[要做的事]:
读下面讲设计 HashMap 的文本，简短回答：
(a) 如果映射里没有某个键，get(key) 返回什么？
(b) 所有键和值的取值范围是多少？
(c) 文中举例先 put(2,4)，再 put(2,9)，结果会怎样？

++++ 选用文本 ++++

[leetcode]706. Design HashMap设计HashMap

Design a HashMap without using any built-in hash table libraries.

To be specific, your design should include these functions:

• put(key, value) : Insert a (key, value) pair into the HashMap. If the value already exists in the HashMap, update the value.
• get(key): Returns the value to which the specified key is mapped, or -1 if this map contains no mapping for the key.
• remove(key) : Remove the mapping for the value key if this map contains the mapping for the key.

Example:

MyHashMap hashMap = new MyHashMap();
hashMap.put(1, 1);          
hashMap.put(2, 2);         
hashMap.get(1);            // returns 1
hashMap.get(3);            // returns -1 (not found)
hashMap.put(2, 1);          // update the existing value
hashMap.get(2);            // returns 1 
hashMap.remove(2);          // remove the mapping for 2
hashMap.get(2);            // returns -1 (not found) 

Note:

• All keys and values will be in the range of [0, 1000000].
• The number of operations will be in the range of [1, 10000].
• Please do not use the built-in HashMap library.

 题意：

设计一个HashMap

Solution: LinkedList 

初始化ListNode[]nodes = new ListNode[10000]。 size = 10000是题意要求。 那么，该ListNode[] 每个元素的default值为null。 这也是HashMap相比HashTable的优势：HashMap允许key为null。 

举例，put(2,4),  用hashCode()算出对应在ListNode[]nodes中的坐标 i = 2 

 -->-->

若再put(2,9) , 则因为有相同的key,  之前的(2,4)会被覆盖成(2,9)

若再put(1002, 4)， 用hashCode()算出对应在ListNode[]nodes中的坐标 i = 2。

-->-->

code

class MyHashMap {
        /** Initialize your data structure here. */
        int size = 1000;
        ListNode[] nodes = new ListNode[size];
        /** value will always be non-negative. */
        public void put(int key, int value) {   
            int i = hashId(key);
            if (nodes[i] == null)
                nodes[i] = new ListNode(-1, -1);
            ListNode prev = find(nodes[i], key);
            if (prev.next == null)
                prev.next = new ListNode(key, value);
            else prev.next.val = value;
        }
         /** Returns the value to which the specified key is mapped, or -1 if this map contains no mapping for the key */
        public int get(int key) {
            int i = hashId(key);
            if (nodes[i] == null)
                return -1;
            ListNode node = find(nodes[i], key);
            return node.next == null ? -1 : node.next.val;
        }
        /** Removes the mapping of the specified value key if this map contains a mapping for the key */
        public void remove(int key) {
            int i = hashId(key);
            if (nodes[i] == null) return;
            ListNode prev = find(nodes[i], key);
            if (prev.next == null) return;
            prev.next = prev.next.next;
        }

        public int hashId(int key) { 
            return Integer.hashCode(key) % size;
        }

        ListNode find(ListNode bucket, int key) {
            ListNode node = bucket, prev = null;
            while (node != null && node.key != key) {
                prev = node;
                node = node.next;
            }
            return prev;
        }

        class ListNode {
            int key, val;
            ListNode next;

            ListNode(int key, int val) {
                this.key = key;
                this.val = val;
            }
        }
}

++++ 提供的条目 ++++

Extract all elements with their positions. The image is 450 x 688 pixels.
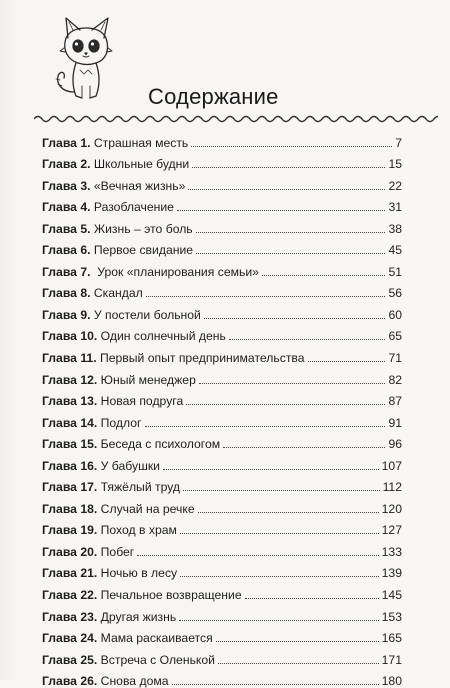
chapter-title: Первое свидание xyxy=(90,243,194,258)
toc-entry xyxy=(42,257,402,279)
dot-leader xyxy=(177,210,385,211)
dot-leader xyxy=(172,684,379,685)
page-number: 45 xyxy=(388,243,402,258)
page-number: 96 xyxy=(388,437,402,452)
chapter-label: Глава 14. xyxy=(42,415,98,430)
dot-leader xyxy=(262,275,386,276)
chapter-label: Глава 17. xyxy=(42,480,98,495)
chapter-title: Жизнь – это боль xyxy=(90,221,193,236)
chapter-label: Глава 26. xyxy=(42,674,98,688)
page-title: Содержание xyxy=(148,84,279,109)
dot-leader xyxy=(186,404,385,405)
page-number: 71 xyxy=(388,351,402,366)
toc-entry xyxy=(42,516,402,538)
dot-leader xyxy=(179,620,378,621)
chapter-title: Страшная месть xyxy=(90,135,189,150)
toc-entry xyxy=(42,150,402,172)
page-number: 127 xyxy=(381,523,402,538)
chapter-title: Встреча с Оленькой xyxy=(97,652,215,667)
dot-leader xyxy=(137,555,378,556)
chapter-label: Глава 24. xyxy=(42,631,98,646)
dot-leader xyxy=(183,490,380,491)
page-number: 91 xyxy=(388,415,402,430)
kitten-icon xyxy=(54,8,118,108)
chapter-title: Подлог xyxy=(97,415,142,430)
dot-leader xyxy=(308,361,386,362)
chapter-title: Разоблачение xyxy=(90,200,174,215)
toc-entry xyxy=(42,300,402,322)
chapter-title: Побег xyxy=(97,544,135,559)
dot-leader xyxy=(196,253,385,254)
page-number: 145 xyxy=(381,588,402,603)
chapter-label: Глава 8. xyxy=(42,286,91,301)
toc-entry xyxy=(42,214,402,236)
page-number: 87 xyxy=(388,394,402,409)
page-number: 107 xyxy=(381,458,402,473)
page-number: 51 xyxy=(388,264,402,279)
toc-entry xyxy=(42,236,402,258)
chapter-label: Глава 12. xyxy=(42,372,98,387)
toc-entry xyxy=(42,430,402,452)
dot-leader xyxy=(145,426,386,427)
toc-entry xyxy=(42,128,402,150)
page-number: 7 xyxy=(395,135,402,150)
page-number: 31 xyxy=(388,200,402,215)
toc-entry xyxy=(42,645,402,667)
toc-entry xyxy=(42,667,402,688)
chapter-label: Глава 13. xyxy=(42,394,98,409)
toc-entry xyxy=(42,537,402,559)
chapter-title: Школьные будни xyxy=(90,157,190,172)
dot-leader xyxy=(192,167,385,168)
page-number: 171 xyxy=(381,652,402,667)
toc-entry xyxy=(42,602,402,624)
toc-entry xyxy=(42,279,402,301)
toc-entry xyxy=(42,365,402,387)
page-number: 15 xyxy=(388,157,402,172)
page-number: 60 xyxy=(388,307,402,322)
chapter-title: Мама раскаивается xyxy=(97,631,213,646)
dot-leader xyxy=(229,339,386,340)
wavy-divider-icon xyxy=(34,112,438,126)
chapter-label: Глава 10. xyxy=(42,329,98,344)
dot-leader xyxy=(180,533,379,534)
page-number: 180 xyxy=(381,674,402,688)
chapter-label: Глава 2. xyxy=(42,157,91,172)
dot-leader xyxy=(198,512,379,513)
page-number: 82 xyxy=(388,372,402,387)
page-number: 153 xyxy=(381,609,402,624)
chapter-label: Глава 16. xyxy=(42,458,98,473)
chapter-title: Другая жизнь xyxy=(97,609,177,624)
dot-leader xyxy=(196,232,386,233)
chapter-label: Глава 22. xyxy=(42,588,98,603)
chapter-title: Поход в храм xyxy=(97,523,177,538)
toc-entry xyxy=(42,408,402,430)
chapter-label: Глава 5. xyxy=(42,221,91,236)
dot-leader xyxy=(146,296,386,297)
toc-entry xyxy=(42,387,402,409)
chapter-label: Глава 25. xyxy=(42,652,98,667)
toc-entry xyxy=(42,559,402,581)
table-of-contents xyxy=(42,128,402,688)
toc-entry xyxy=(42,171,402,193)
chapter-label: Глава 23. xyxy=(42,609,98,624)
chapter-title: Юный менеджер xyxy=(97,372,196,387)
dot-leader xyxy=(188,189,385,190)
chapter-label: Глава 6. xyxy=(42,243,91,258)
toc-entry xyxy=(42,193,402,215)
page-number: 112 xyxy=(382,480,402,495)
chapter-label: Глава 21. xyxy=(42,566,98,581)
dot-leader xyxy=(180,576,379,577)
chapter-title: У бабушки xyxy=(97,458,160,473)
chapter-title: Случай на речке xyxy=(97,501,195,516)
page-number: 133 xyxy=(381,544,402,559)
toc-entry xyxy=(42,451,402,473)
chapter-title: Первый опыт предпринимательства xyxy=(96,351,305,366)
toc-entry xyxy=(42,580,402,602)
chapter-title: Ночью в лесу xyxy=(97,566,178,581)
chapter-title: Один солнечный день xyxy=(97,329,226,344)
chapter-label: Глава 7. xyxy=(42,264,91,279)
chapter-title: Тяжёлый труд xyxy=(97,480,181,495)
dot-leader xyxy=(163,469,379,470)
chapter-title: Беседа с психологом xyxy=(97,437,221,452)
chapter-title: Урок «планирования семьи» xyxy=(90,264,259,279)
dot-leader xyxy=(245,598,379,599)
chapter-label: Глава 19. xyxy=(42,523,98,538)
toc-entry xyxy=(42,343,402,365)
chapter-title: Печальное возвращение xyxy=(97,588,242,603)
chapter-title: Новая подруга xyxy=(97,394,184,409)
dot-leader xyxy=(216,641,379,642)
chapter-title: «Вечная жизнь» xyxy=(90,178,186,193)
dot-leader xyxy=(223,447,385,448)
page-number: 165 xyxy=(381,631,402,646)
chapter-label: Глава 18. xyxy=(42,501,98,516)
toc-entry xyxy=(42,322,402,344)
dot-leader xyxy=(199,383,386,384)
chapter-title: У постели больной xyxy=(90,307,201,322)
chapter-label: Глава 11. xyxy=(42,351,97,366)
dot-leader xyxy=(218,663,379,664)
chapter-label: Глава 20. xyxy=(42,544,98,559)
chapter-title: Скандал xyxy=(90,286,143,301)
page-number: 38 xyxy=(388,221,402,236)
dot-leader xyxy=(191,146,392,147)
chapter-label: Глава 3. xyxy=(42,178,91,193)
page-number: 22 xyxy=(388,178,402,193)
chapter-label: Глава 1. xyxy=(42,135,91,150)
chapter-label: Глава 9. xyxy=(42,307,91,322)
page-number: 139 xyxy=(381,566,402,581)
toc-entry xyxy=(42,494,402,516)
chapter-title: Снова дома xyxy=(97,674,169,688)
page-number: 120 xyxy=(381,501,402,516)
toc-entry xyxy=(42,473,402,495)
page-number: 65 xyxy=(388,329,402,344)
page-number: 56 xyxy=(388,286,402,301)
chapter-label: Глава 15. xyxy=(42,437,98,452)
chapter-label: Глава 4. xyxy=(42,200,91,215)
toc-entry xyxy=(42,624,402,646)
dot-leader xyxy=(204,318,386,319)
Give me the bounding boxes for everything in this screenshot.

++++

[参考答案]:
(a) 返回 -1。
(b) [0, 1000000]。
(c) 因为键相同，之前的 (2,4) 会被覆盖成 (2,9)。